*WORK TO COMPLETE*:
Reproduce the listing below verbatim.

*SUPPLIED MATERIAL*:

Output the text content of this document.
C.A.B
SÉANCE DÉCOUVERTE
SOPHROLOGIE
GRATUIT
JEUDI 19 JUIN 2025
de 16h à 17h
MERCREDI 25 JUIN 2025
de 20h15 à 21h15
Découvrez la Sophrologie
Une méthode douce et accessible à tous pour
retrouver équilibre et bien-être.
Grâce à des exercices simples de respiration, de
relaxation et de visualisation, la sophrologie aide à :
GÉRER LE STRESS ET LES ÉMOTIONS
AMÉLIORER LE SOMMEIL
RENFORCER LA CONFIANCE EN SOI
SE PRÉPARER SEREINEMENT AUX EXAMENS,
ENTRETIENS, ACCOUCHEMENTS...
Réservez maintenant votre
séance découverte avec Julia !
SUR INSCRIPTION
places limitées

*FINISHED ANSWER*:
Output the text content of this document.
C.A.B
SÉANCE DÉCOUVERTE
SOPHROLOGIE
GRATUIT
JEUDI 19 JUIN 2025
de 16h à 17h
MERCREDI 25 JUIN 2025
de 20h15 à 21h15
Découvrez la Sophrologie
Une méthode douce et accessible à tous pour
retrouver équilibre et bien-être.
Grâce à des exercices simples de respiration, de
relaxation et de visualisation, la sophrologie aide à :
GÉRER LE STRESS ET LES ÉMOTIONS
AMÉLIORER LE SOMMEIL
RENFORCER LA CONFIANCE EN SOI
SE PRÉPARER SEREINEMENT AUX EXAMENS,
ENTRETIENS, ACCOUCHEMENTS...
Réservez maintenant votre
séance découverte avec Julia !
SUR INSCRIPTION
places limitées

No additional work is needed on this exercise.